____ SOURCE MATERIAL

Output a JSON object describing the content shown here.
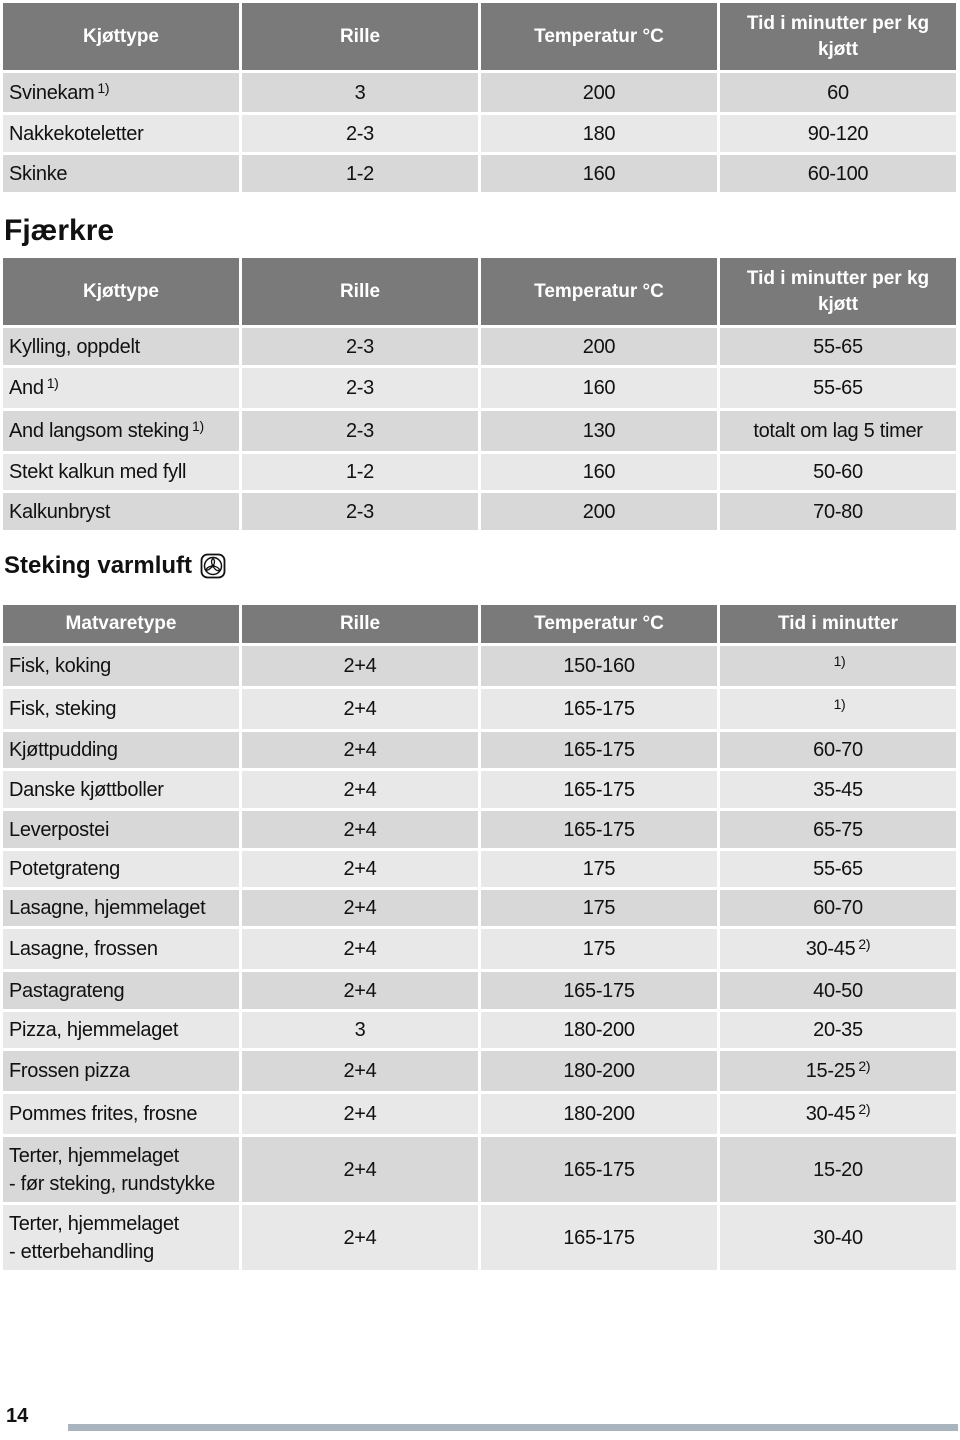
{
  "pork_table": {
    "headers": [
      "Kjøttype",
      "Rille",
      "Temperatur °C",
      "Tid i minutter per kg kjøtt"
    ],
    "rows": [
      {
        "name": "Svinekam",
        "note": "1)",
        "rille": "3",
        "temp": "200",
        "time": "60",
        "time_note": ""
      },
      {
        "name": "Nakkekoteletter",
        "note": "",
        "rille": "2-3",
        "temp": "180",
        "time": "90-120",
        "time_note": ""
      },
      {
        "name": "Skinke",
        "note": "",
        "rille": "1-2",
        "temp": "160",
        "time": "60-100",
        "time_note": ""
      }
    ]
  },
  "poultry": {
    "title": "Fjærkre",
    "headers": [
      "Kjøttype",
      "Rille",
      "Temperatur °C",
      "Tid i minutter per kg kjøtt"
    ],
    "rows": [
      {
        "name": "Kylling, oppdelt",
        "note": "",
        "rille": "2-3",
        "temp": "200",
        "time": "55-65",
        "time_note": ""
      },
      {
        "name": "And",
        "note": "1)",
        "rille": "2-3",
        "temp": "160",
        "time": "55-65",
        "time_note": ""
      },
      {
        "name": "And langsom steking",
        "note": "1)",
        "rille": "2-3",
        "temp": "130",
        "time": "totalt om lag 5 timer",
        "time_note": ""
      },
      {
        "name": "Stekt kalkun med fyll",
        "note": "",
        "rille": "1-2",
        "temp": "160",
        "time": "50-60",
        "time_note": ""
      },
      {
        "name": "Kalkunbryst",
        "note": "",
        "rille": "2-3",
        "temp": "200",
        "time": "70-80",
        "time_note": ""
      }
    ]
  },
  "convection": {
    "title": "Steking varmluft",
    "icon": "fan-icon",
    "headers": [
      "Matvaretype",
      "Rille",
      "Temperatur °C",
      "Tid i minutter"
    ],
    "rows": [
      {
        "name": "Fisk, koking",
        "name2": "",
        "rille": "2+4",
        "temp": "150-160",
        "time": "",
        "time_note": "1)"
      },
      {
        "name": "Fisk, steking",
        "name2": "",
        "rille": "2+4",
        "temp": "165-175",
        "time": "",
        "time_note": "1)"
      },
      {
        "name": "Kjøttpudding",
        "name2": "",
        "rille": "2+4",
        "temp": "165-175",
        "time": "60-70",
        "time_note": ""
      },
      {
        "name": "Danske kjøttboller",
        "name2": "",
        "rille": "2+4",
        "temp": "165-175",
        "time": "35-45",
        "time_note": ""
      },
      {
        "name": "Leverpostei",
        "name2": "",
        "rille": "2+4",
        "temp": "165-175",
        "time": "65-75",
        "time_note": ""
      },
      {
        "name": "Potetgrateng",
        "name2": "",
        "rille": "2+4",
        "temp": "175",
        "time": "55-65",
        "time_note": ""
      },
      {
        "name": "Lasagne, hjemmelaget",
        "name2": "",
        "rille": "2+4",
        "temp": "175",
        "time": "60-70",
        "time_note": ""
      },
      {
        "name": "Lasagne, frossen",
        "name2": "",
        "rille": "2+4",
        "temp": "175",
        "time": "30-45",
        "time_note": "2)"
      },
      {
        "name": "Pastagrateng",
        "name2": "",
        "rille": "2+4",
        "temp": "165-175",
        "time": "40-50",
        "time_note": ""
      },
      {
        "name": "Pizza, hjemmelaget",
        "name2": "",
        "rille": "3",
        "temp": "180-200",
        "time": "20-35",
        "time_note": ""
      },
      {
        "name": "Frossen pizza",
        "name2": "",
        "rille": "2+4",
        "temp": "180-200",
        "time": "15-25",
        "time_note": "2)"
      },
      {
        "name": "Pommes frites, frosne",
        "name2": "",
        "rille": "2+4",
        "temp": "180-200",
        "time": "30-45",
        "time_note": "2)"
      },
      {
        "name": "Terter, hjemmelaget",
        "name2": "- før steking, rundstykke",
        "rille": "2+4",
        "temp": "165-175",
        "time": "15-20",
        "time_note": ""
      },
      {
        "name": "Terter, hjemmelaget",
        "name2": "- etterbehandling",
        "rille": "2+4",
        "temp": "165-175",
        "time": "30-40",
        "time_note": ""
      }
    ]
  },
  "footer": {
    "page_number": "14",
    "rule_color": "#aab4be"
  }
}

________

Repeat the material above word for word, please, apart from its images.

▶ FINISHED TASK
Output a JSON object describing the content shown here.
{
  "pork_table": {
    "headers": [
      "Kjøttype",
      "Rille",
      "Temperatur °C",
      "Tid i minutter per kg kjøtt"
    ],
    "rows": [
      {
        "name": "Svinekam",
        "note": "1)",
        "rille": "3",
        "temp": "200",
        "time": "60",
        "time_note": ""
      },
      {
        "name": "Nakkekoteletter",
        "note": "",
        "rille": "2-3",
        "temp": "180",
        "time": "90-120",
        "time_note": ""
      },
      {
        "name": "Skinke",
        "note": "",
        "rille": "1-2",
        "temp": "160",
        "time": "60-100",
        "time_note": ""
      }
    ]
  },
  "poultry": {
    "title": "Fjærkre",
    "headers": [
      "Kjøttype",
      "Rille",
      "Temperatur °C",
      "Tid i minutter per kg kjøtt"
    ],
    "rows": [
      {
        "name": "Kylling, oppdelt",
        "note": "",
        "rille": "2-3",
        "temp": "200",
        "time": "55-65",
        "time_note": ""
      },
      {
        "name": "And",
        "note": "1)",
        "rille": "2-3",
        "temp": "160",
        "time": "55-65",
        "time_note": ""
      },
      {
        "name": "And langsom steking",
        "note": "1)",
        "rille": "2-3",
        "temp": "130",
        "time": "totalt om lag 5 timer",
        "time_note": ""
      },
      {
        "name": "Stekt kalkun med fyll",
        "note": "",
        "rille": "1-2",
        "temp": "160",
        "time": "50-60",
        "time_note": ""
      },
      {
        "name": "Kalkunbryst",
        "note": "",
        "rille": "2-3",
        "temp": "200",
        "time": "70-80",
        "time_note": ""
      }
    ]
  },
  "convection": {
    "title": "Steking varmluft",
    "icon": "fan-icon",
    "headers": [
      "Matvaretype",
      "Rille",
      "Temperatur °C",
      "Tid i minutter"
    ],
    "rows": [
      {
        "name": "Fisk, koking",
        "name2": "",
        "rille": "2+4",
        "temp": "150-160",
        "time": "",
        "time_note": "1)"
      },
      {
        "name": "Fisk, steking",
        "name2": "",
        "rille": "2+4",
        "temp": "165-175",
        "time": "",
        "time_note": "1)"
      },
      {
        "name": "Kjøttpudding",
        "name2": "",
        "rille": "2+4",
        "temp": "165-175",
        "time": "60-70",
        "time_note": ""
      },
      {
        "name": "Danske kjøttboller",
        "name2": "",
        "rille": "2+4",
        "temp": "165-175",
        "time": "35-45",
        "time_note": ""
      },
      {
        "name": "Leverpostei",
        "name2": "",
        "rille": "2+4",
        "temp": "165-175",
        "time": "65-75",
        "time_note": ""
      },
      {
        "name": "Potetgrateng",
        "name2": "",
        "rille": "2+4",
        "temp": "175",
        "time": "55-65",
        "time_note": ""
      },
      {
        "name": "Lasagne, hjemmelaget",
        "name2": "",
        "rille": "2+4",
        "temp": "175",
        "time": "60-70",
        "time_note": ""
      },
      {
        "name": "Lasagne, frossen",
        "name2": "",
        "rille": "2+4",
        "temp": "175",
        "time": "30-45",
        "time_note": "2)"
      },
      {
        "name": "Pastagrateng",
        "name2": "",
        "rille": "2+4",
        "temp": "165-175",
        "time": "40-50",
        "time_note": ""
      },
      {
        "name": "Pizza, hjemmelaget",
        "name2": "",
        "rille": "3",
        "temp": "180-200",
        "time": "20-35",
        "time_note": ""
      },
      {
        "name": "Frossen pizza",
        "name2": "",
        "rille": "2+4",
        "temp": "180-200",
        "time": "15-25",
        "time_note": "2)"
      },
      {
        "name": "Pommes frites, frosne",
        "name2": "",
        "rille": "2+4",
        "temp": "180-200",
        "time": "30-45",
        "time_note": "2)"
      },
      {
        "name": "Terter, hjemmelaget",
        "name2": "- før steking, rundstykke",
        "rille": "2+4",
        "temp": "165-175",
        "time": "15-20",
        "time_note": ""
      },
      {
        "name": "Terter, hjemmelaget",
        "name2": "- etterbehandling",
        "rille": "2+4",
        "temp": "165-175",
        "time": "30-40",
        "time_note": ""
      }
    ]
  },
  "footer": {
    "page_number": "14",
    "rule_color": "#aab4be"
  }
}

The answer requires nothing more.